> [Task description]: Report every line of the records that contains the string "header", copying each such line in full. Matches are case-sensitive.

> [Records provided]:
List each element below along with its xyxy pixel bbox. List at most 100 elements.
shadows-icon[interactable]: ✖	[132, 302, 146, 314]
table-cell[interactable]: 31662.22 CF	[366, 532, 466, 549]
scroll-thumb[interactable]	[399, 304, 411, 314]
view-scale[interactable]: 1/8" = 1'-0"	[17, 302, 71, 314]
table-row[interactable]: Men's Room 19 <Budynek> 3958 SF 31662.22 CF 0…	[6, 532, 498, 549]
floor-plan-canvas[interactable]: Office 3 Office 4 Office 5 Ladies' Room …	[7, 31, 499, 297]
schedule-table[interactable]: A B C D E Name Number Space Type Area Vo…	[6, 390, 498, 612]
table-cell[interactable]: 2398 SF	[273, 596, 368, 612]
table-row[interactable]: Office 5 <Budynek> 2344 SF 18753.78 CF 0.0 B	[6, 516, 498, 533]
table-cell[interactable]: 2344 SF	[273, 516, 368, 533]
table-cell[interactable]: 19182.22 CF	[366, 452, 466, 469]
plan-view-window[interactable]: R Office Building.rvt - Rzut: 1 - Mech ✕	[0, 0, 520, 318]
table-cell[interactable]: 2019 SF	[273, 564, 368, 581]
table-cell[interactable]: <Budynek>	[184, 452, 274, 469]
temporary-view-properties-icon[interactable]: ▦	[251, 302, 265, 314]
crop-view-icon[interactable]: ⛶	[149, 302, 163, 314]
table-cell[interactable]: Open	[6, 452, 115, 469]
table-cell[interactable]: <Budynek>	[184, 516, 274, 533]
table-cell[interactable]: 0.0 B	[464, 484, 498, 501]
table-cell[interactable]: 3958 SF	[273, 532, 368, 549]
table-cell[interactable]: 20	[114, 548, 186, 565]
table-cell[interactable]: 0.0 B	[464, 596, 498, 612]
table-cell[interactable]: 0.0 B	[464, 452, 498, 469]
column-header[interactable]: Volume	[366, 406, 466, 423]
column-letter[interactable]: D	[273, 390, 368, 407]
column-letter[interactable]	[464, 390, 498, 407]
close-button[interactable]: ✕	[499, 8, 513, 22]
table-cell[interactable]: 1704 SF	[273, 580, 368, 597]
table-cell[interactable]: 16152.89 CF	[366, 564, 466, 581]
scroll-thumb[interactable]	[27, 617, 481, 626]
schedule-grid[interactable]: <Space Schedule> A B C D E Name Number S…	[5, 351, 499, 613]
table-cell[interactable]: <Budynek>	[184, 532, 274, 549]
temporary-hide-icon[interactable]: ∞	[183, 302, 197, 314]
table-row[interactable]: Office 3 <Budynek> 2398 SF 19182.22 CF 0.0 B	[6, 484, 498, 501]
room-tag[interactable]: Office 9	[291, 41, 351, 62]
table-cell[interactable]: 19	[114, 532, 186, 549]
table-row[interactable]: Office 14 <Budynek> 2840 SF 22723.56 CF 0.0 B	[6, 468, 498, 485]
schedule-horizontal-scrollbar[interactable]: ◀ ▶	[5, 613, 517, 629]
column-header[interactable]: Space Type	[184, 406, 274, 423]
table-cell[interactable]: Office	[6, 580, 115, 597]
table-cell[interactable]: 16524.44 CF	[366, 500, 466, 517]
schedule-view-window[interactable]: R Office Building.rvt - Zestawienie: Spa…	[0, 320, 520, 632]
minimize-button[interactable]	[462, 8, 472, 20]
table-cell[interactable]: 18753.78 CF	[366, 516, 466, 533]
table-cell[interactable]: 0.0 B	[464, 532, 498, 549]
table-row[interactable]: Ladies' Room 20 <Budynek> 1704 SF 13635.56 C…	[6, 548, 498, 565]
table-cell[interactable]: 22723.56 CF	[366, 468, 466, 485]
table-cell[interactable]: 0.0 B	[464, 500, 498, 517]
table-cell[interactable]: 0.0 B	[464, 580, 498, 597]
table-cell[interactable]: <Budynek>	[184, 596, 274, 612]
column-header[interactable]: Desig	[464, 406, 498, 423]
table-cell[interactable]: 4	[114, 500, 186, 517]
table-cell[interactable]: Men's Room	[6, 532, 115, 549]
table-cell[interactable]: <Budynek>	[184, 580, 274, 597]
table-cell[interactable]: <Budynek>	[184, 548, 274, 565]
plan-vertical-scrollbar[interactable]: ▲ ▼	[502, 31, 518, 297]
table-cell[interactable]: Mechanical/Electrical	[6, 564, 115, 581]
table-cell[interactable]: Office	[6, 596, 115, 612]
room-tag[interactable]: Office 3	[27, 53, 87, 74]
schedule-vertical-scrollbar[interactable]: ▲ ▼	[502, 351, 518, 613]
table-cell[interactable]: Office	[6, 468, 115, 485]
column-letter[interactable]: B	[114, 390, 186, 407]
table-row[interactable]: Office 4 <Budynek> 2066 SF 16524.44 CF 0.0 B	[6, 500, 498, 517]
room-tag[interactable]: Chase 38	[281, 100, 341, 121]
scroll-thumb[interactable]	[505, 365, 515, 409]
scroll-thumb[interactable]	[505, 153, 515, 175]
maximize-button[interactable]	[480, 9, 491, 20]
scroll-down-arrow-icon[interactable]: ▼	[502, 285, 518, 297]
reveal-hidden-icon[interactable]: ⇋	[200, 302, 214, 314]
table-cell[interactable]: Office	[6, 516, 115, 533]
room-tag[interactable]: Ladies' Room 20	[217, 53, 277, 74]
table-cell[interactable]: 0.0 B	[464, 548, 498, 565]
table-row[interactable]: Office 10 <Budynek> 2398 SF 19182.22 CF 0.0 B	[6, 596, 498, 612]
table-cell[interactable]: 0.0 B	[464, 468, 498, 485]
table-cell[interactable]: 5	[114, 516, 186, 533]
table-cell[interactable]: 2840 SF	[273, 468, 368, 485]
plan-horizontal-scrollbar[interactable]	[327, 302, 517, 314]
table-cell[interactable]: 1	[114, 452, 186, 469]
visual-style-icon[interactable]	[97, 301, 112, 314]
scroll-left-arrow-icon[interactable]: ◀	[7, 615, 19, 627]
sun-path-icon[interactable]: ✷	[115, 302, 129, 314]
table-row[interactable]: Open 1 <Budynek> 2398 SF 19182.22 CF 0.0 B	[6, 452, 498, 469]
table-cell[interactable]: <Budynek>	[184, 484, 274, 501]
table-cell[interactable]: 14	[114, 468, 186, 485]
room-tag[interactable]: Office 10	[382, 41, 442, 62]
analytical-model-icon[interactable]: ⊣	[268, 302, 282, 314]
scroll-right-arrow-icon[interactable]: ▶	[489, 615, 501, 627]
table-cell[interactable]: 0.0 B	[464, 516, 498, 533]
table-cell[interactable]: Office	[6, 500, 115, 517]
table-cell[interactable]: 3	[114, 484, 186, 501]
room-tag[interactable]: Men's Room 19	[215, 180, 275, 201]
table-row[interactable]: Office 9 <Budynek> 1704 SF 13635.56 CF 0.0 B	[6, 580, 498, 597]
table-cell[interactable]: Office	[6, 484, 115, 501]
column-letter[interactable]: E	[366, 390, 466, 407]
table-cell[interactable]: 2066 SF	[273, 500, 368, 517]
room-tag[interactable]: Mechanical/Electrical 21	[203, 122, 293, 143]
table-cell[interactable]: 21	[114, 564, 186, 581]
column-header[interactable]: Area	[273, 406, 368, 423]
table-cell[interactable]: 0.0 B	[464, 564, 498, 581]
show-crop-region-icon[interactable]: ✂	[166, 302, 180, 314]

> [Result for this exercise]:
column-header[interactable]: Volume	[366, 406, 466, 423]
column-header[interactable]: Space Type	[184, 406, 274, 423]
column-header[interactable]: Desig	[464, 406, 498, 423]
column-header[interactable]: Area	[273, 406, 368, 423]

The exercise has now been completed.